* Written problem
Please report every line from the material that contains the word "Bixin".

* Given records
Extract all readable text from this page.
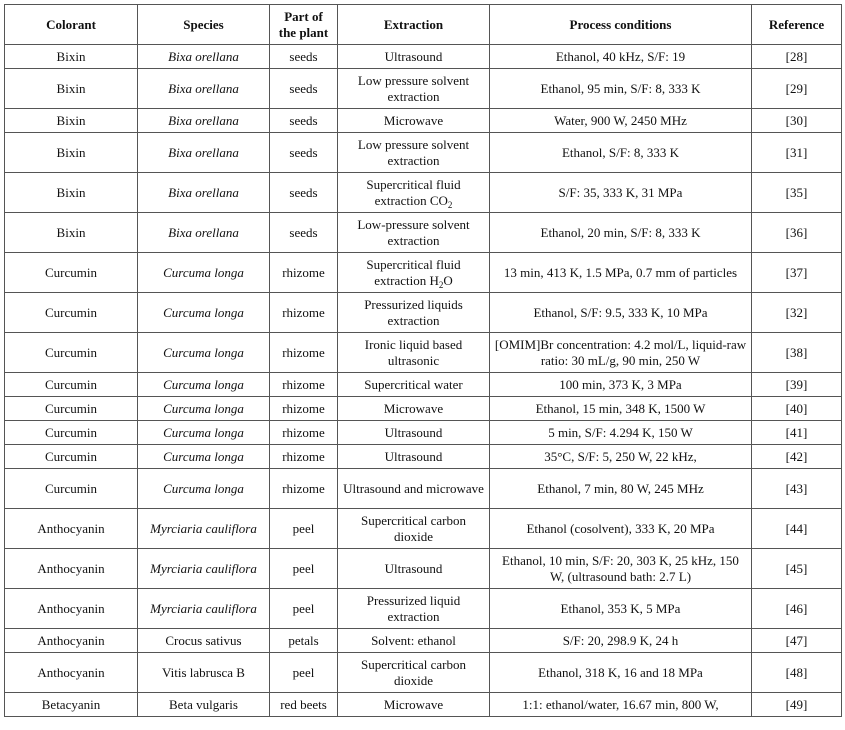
Colorant	Species	Part of the plant	Extraction	Process conditions	Reference
Bixin	Bixa orellana	seeds	Ultrasound	Ethanol, 40 kHz, S/F: 19	[28]
Bixin	Bixa orellana	seeds	Low pressure solvent extraction	Ethanol, 95 min, S/F: 8, 333 K	[29]
Bixin	Bixa orellana	seeds	Microwave	Water, 900 W, 2450 MHz	[30]
Bixin	Bixa orellana	seeds	Low pressure solvent extraction	Ethanol, S/F: 8, 333 K	[31]
Bixin	Bixa orellana	seeds	Supercritical fluid extraction $CO_2$	S/F: 35, 333 K, 31 MPa	[35]
Bixin	Bixa orellana	seeds	Low-pressure solvent extraction	Ethanol, 20 min, S/F: 8, 333 K	[36]
Curcumin	Curcuma longa	rhizome	Supercritical fluid extraction $H_2O$	13 min, 413 K, 1.5 MPa, 0.7 mm of particles	[37]
Curcumin	Curcuma longa	rhizome	Pressurized liquids extraction	Ethanol, S/F: 9.5, 333 K, 10 MPa	[32]
Curcumin	Curcuma longa	rhizome	Ironic liquid based ultrasonic	[OMIM]Br concentration: 4.2 mol/L, liquid-raw ratio: 30 mL/g, 90 min, 250 W	[38]
Curcumin	Curcuma longa	rhizome	Supercritical water	100 min, 373 K, 3 MPa	[39]
Curcumin	Curcuma longa	rhizome	Microwave	Ethanol, 15 min, 348 K, 1500 W	[40]
Curcumin	Curcuma longa	rhizome	Ultrasound	5 min, S/F: 4.294 K, 150 W	[41]
Curcumin	Curcuma longa	rhizome	Ultrasound	35°C, S/F: 5, 250 W, 22 kHz,	[42]
Curcumin	Curcuma longa	rhizome	Ultrasound and microwave	Ethanol, 7 min, 80 W, 245 MHz	[43]
Anthocyanin	Myrciaria cauliflora	peel	Supercritical carbon dioxide	Ethanol (cosolvent), 333 K, 20 MPa	[44]
Anthocyanin	Myrciaria cauliflora	peel	Ultrasound	Ethanol, 10 min, S/F: 20, 303 K, 25 kHz, 150 W, (ultrasound bath: 2.7 L)	[45]
Anthocyanin	Myrciaria cauliflora	peel	Pressurized liquid extraction	Ethanol, 353 K, 5 MPa	[46]
Anthocyanin	Crocus sativus	petals	Solvent: ethanol	S/F: 20, 298.9 K, 24 h	[47]
Anthocyanin	Vitis labrusca B	peel	Supercritical carbon dioxide	Ethanol, 318 K, 16 and 18 MPa	[48]
Betacyanin	Beta vulgaris	red beets	Microwave	1:1: ethanol/water, 16.67 min, 800 W,	[49]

* Answer to this exercise
Bixin	Bixa orellana	seeds	Ultrasound	Ethanol, 40 kHz, S/F: 19	[28]
Bixin	Bixa orellana	seeds	Low pressure solvent extraction	Ethanol, 95 min, S/F: 8, 333 K	[29]
Bixin	Bixa orellana	seeds	Microwave	Water, 900 W, 2450 MHz	[30]
Bixin	Bixa orellana	seeds	Low pressure solvent extraction	Ethanol, S/F: 8, 333 K	[31]
Bixin	Bixa orellana	seeds	Supercritical fluid extraction $CO_2$	S/F: 35, 333 K, 31 MPa	[35]
Bixin	Bixa orellana	seeds	Low-pressure solvent extraction	Ethanol, 20 min, S/F: 8, 333 K	[36]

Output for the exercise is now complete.